-- start of Material supplied --

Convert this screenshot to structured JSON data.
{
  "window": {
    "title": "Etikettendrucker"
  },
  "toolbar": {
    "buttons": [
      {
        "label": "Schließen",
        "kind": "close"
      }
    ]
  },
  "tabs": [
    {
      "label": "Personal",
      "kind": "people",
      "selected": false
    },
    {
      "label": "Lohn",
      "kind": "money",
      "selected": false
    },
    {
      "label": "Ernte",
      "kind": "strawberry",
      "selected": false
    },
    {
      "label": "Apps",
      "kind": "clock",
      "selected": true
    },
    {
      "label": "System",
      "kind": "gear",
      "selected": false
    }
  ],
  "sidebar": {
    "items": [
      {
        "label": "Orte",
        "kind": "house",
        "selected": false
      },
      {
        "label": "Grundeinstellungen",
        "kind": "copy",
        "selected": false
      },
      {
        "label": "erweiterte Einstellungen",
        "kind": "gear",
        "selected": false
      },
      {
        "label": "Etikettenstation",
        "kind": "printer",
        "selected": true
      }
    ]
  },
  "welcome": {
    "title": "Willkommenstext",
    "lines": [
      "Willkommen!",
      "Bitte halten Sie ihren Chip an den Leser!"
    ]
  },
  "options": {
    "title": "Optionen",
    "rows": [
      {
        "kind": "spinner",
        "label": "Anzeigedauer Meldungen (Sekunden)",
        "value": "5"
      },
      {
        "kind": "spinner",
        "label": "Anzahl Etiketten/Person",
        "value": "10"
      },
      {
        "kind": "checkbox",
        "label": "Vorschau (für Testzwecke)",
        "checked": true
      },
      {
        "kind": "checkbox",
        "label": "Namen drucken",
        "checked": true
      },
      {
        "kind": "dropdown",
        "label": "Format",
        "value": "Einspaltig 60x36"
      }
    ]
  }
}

-- end of Material supplied --

Exercise goal: Report only how many lines in the entries contain "title".

Output of the task: 3